> [Travail demandé]
1) Rebaptisez « balcons filants » en « loggias continues » dans l'article sur les immeubles à partager, puis recopiez le passage qui commence par « Constituant un patrimoine » et va jusqu'à « répétitive et flexible. ».
2) D'après l'article sur les immeubles à partager, les affirmations suivantes sont-elles exactes ? Répondez par oui ou par non et citez à chaque fois les mots décisifs de l'article.
(a) 95 % du bâti parisien de 2050 est déjà construit.
(b) Les grandes résidences privées évoquées ont été construites entre 1930 et 1950.
(c) Ces copropriétés sont parfaitement adaptées aux enjeux énergétiques.
3) Reprenez l'article sur les immeubles à partager à la suite de sa dernière phrase et poursuivez-le.

> [Extrait choisi]

((

16 mai 2020

Immeubles à partager

Belval & Parquet Architectes

Architectes
 Résidence Lutèce 2000, Architectes : Jérôme FAU et Pierre AYEL, 1976,  Paris 11ème © Belval & Parquet Architectes

 L’expérience collective que nous vivons est l’occasion d’interroger la matière constituant le monde d’après, quand on sait que 95% du bâti parisien de 2050 est déjà construit : la transformation de l’existant est le champ d’action de la fabrication de la ville de demain.

Qualités essentielles
Le confinement révèle certaines qualités spatiales essentielles à la vie dans une métropole dense :
- les espaces extérieurs privés et partagés, quand subitement l’espace public n’est plus accessible ou restreint ;
- les typologies traversantes, quand la vue depuis la fenêtre de son appartement devient l’arrière-plan statique de son quotidien ;
- les structures essentielles et réversibles, quand les espaces doivent devenir mutables et s’adapter en très peu de temps.

Les grandes résidences privées
En regardant les immeubles de logements parisiens, on constate qu’un type d’habitat réunit ces trois qualités : les grandes résidences privées construites entre 1950 et 1980.
Constituant un patrimoine atypique et peu étudié, l’actualité est l’occasion de s’intéresser à ces grandes pièces urbaines, dont la construction a accompagné la structuration de la promotion privée et l’émergence d’architectes de talent tels que Michel Marot, Jean Ginsberg, Maurice Novarina, Jean Dubuisson,…
En effet, la redécouverte de leurs qualités peut informer la production des logements contemporains : une densité importante d’habitants associée à de grands jardins communs, des balcons filants et terrasses pour la plupart des logements, des espaces de services partagés et une structure souvent répétitive et flexible.  
Ces copropriétés rencontrent aussi les mêmes problèmes d’adaptation aux nouvelles manières d’habiter et d’adéquation aux enjeux énergétiques.

))

> [Données fournies]
((

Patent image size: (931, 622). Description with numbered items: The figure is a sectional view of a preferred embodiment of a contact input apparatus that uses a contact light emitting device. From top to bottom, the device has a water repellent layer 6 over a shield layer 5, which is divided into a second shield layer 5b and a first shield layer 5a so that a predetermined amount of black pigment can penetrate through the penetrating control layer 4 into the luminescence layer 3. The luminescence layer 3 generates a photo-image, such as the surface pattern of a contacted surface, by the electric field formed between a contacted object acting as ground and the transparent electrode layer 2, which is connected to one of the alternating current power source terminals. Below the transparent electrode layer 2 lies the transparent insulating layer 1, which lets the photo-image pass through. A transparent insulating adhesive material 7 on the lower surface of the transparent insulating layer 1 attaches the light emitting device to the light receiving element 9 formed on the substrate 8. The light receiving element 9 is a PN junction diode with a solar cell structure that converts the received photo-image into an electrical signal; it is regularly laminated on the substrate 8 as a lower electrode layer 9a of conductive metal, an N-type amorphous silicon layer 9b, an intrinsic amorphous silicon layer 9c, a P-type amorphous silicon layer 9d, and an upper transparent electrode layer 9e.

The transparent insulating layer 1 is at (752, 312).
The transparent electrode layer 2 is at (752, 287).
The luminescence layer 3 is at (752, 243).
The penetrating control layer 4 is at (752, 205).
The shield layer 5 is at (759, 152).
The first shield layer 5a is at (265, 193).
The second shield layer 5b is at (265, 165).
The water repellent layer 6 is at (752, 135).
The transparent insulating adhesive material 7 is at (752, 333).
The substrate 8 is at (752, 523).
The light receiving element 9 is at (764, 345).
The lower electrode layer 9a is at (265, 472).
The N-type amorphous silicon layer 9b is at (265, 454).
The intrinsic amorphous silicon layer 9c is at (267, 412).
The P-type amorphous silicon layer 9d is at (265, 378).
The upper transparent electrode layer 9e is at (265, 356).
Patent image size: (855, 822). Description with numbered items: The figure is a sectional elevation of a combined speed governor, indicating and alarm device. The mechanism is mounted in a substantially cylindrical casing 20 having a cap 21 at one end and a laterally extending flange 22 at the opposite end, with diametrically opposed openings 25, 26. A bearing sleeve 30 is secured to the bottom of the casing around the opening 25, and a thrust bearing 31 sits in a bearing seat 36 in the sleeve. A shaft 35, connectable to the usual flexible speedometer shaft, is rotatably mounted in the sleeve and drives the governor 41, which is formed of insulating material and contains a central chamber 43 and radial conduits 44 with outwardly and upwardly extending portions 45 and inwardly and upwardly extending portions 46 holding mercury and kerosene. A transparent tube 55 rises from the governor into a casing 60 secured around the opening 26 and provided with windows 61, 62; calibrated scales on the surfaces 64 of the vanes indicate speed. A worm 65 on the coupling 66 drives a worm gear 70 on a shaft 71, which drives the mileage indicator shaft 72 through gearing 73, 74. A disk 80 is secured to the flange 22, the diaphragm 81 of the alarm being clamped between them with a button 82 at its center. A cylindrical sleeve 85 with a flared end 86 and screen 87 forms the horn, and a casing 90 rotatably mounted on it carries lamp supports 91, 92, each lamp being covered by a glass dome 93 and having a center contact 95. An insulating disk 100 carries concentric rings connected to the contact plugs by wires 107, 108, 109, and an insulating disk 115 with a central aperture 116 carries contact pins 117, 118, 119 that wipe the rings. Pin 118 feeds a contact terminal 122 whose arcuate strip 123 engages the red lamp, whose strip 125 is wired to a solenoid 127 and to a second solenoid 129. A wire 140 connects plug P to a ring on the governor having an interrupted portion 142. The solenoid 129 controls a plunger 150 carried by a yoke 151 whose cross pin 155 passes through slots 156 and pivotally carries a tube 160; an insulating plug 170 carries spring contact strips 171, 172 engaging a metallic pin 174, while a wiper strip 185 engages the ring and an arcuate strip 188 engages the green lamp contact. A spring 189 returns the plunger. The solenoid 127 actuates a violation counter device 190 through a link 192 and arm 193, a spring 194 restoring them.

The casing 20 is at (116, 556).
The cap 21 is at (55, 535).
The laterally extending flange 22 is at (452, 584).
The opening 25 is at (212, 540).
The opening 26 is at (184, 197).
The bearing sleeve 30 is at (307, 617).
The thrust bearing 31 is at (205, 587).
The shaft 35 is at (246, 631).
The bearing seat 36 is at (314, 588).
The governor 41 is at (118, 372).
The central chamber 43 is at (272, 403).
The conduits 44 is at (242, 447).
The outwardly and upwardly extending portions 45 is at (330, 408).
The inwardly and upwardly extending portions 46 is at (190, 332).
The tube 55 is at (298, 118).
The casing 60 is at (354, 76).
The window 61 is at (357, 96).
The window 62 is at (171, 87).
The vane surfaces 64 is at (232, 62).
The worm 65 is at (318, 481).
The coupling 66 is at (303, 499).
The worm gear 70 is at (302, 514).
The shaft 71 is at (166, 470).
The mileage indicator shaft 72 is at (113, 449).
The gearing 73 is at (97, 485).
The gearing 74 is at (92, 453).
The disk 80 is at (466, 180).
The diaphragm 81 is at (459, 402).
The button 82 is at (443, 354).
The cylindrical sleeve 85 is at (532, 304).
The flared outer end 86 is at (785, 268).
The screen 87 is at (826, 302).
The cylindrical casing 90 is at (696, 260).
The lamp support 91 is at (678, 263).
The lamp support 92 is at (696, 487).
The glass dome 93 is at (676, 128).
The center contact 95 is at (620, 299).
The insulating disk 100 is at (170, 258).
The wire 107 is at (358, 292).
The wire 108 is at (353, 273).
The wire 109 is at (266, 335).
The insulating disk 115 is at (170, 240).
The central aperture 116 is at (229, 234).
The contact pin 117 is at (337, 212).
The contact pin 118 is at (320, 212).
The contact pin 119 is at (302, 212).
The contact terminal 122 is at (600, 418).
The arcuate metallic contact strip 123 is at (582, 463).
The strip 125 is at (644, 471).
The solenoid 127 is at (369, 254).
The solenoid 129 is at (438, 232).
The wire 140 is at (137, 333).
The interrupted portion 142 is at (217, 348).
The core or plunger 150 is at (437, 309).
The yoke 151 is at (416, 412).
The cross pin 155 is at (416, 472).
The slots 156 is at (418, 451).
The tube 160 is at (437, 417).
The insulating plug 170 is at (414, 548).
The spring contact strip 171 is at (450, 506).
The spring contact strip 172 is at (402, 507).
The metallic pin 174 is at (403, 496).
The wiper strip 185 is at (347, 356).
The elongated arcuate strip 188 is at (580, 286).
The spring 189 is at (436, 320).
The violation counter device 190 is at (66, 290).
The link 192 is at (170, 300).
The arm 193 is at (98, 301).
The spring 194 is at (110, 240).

))

> [Corrigé]
1)
Constituant un patrimoine atypique et peu étudié, l’actualité est l’occasion de s’intéresser à ces grandes pièces urbaines, dont la construction a accompagné la structuration de la promotion privée et l’émergence d’architectes de talent tels que Michel Marot, Jean Ginsberg, Maurice Novarina, Jean Dubuisson,…
En effet, la redécouverte de leurs qualités peut informer la production des logements contemporains : une densité importante d’habitants associée à de grands jardins communs, des loggias continues et terrasses pour la plupart des logements, des espaces de services partagés et une structure souvent répétitive et flexible.

2)
(a) Oui : « 95% du bâti parisien de 2050 est déjà construit ».
(b) Non : « les grandes résidences privées construites entre 1950 et 1980 ».
(c) Non : « Ces copropriétés rencontrent aussi les mêmes problèmes d’adaptation aux nouvelles manières d’habiter et d’adéquation aux enjeux énergétiques ».

3)
Leur remise en projet est une opportunité importante tant pour leur pérennité que pour leur contribution à la nécessaire évolution de la ville vers sa neutralité carbone. Aujourd’hui, si des aides et accompagnements ont été mis en place pour guider les copropriétaires dans la réhabilitation du bâti, ils portent principalement sur des solutions techniques et normatives d’économie d’énergie, alors que les conditions de leur remise en projet restent complexes.
La notion de partage semble être un levier possible pour leur transformation :
- Partage du sol, en expérimentant de nouvelles interfaces avec la ville ;
- Partage des ressources, en favorisant les initiatives réduisant l’empreinte carbone et par conséquence la réduction des charges ;
- Partage des usages, en imaginant la mutation de surfaces existantes en lieux communs situés entre l’espace public et le logement.

Potentiel de transformation
Paris compte 200 résidences privées de plus de 200 logements, dont 78% ont été construites entre 1950 et 1980.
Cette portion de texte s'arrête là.